Exercise brief
Select the lines below containing the word "images".

Given records
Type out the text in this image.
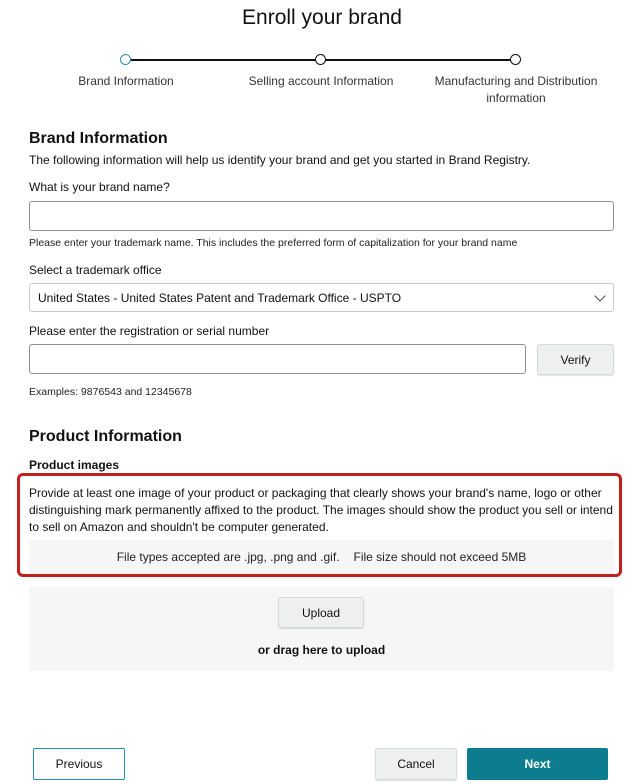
Enroll your brand
Brand Information	Selling account Information	Manufacturing and Distribution information
Brand Information
The following information will help us identify your brand and get you started in Brand Registry.
What is your brand name?
Please enter your trademark name. This includes the preferred form of capitalization for your brand name
Select a trademark office
United States - United States Patent and Trademark Office - USPTO
Please enter the registration or serial number
Verify
Examples: 9876543 and 12345678
Product Information
Product images
Provide at least one image of your product or packaging that clearly shows your brand's name, logo or other distinguishing mark permanently affixed to the product. The images should show the product you sell or intend to sell on Amazon and shouldn't be computer generated.
File types accepted are .jpg, .png and .gif. File size should not exceed 5MB
Upload
or drag here to upload
Previous	Cancel	Next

Task response
Product images
Provide at least one image of your product or packaging that clearly shows your brand's name, logo or other distinguishing mark permanently affixed to the product. The images should show the product you sell or intend to sell on Amazon and shouldn't be computer generated.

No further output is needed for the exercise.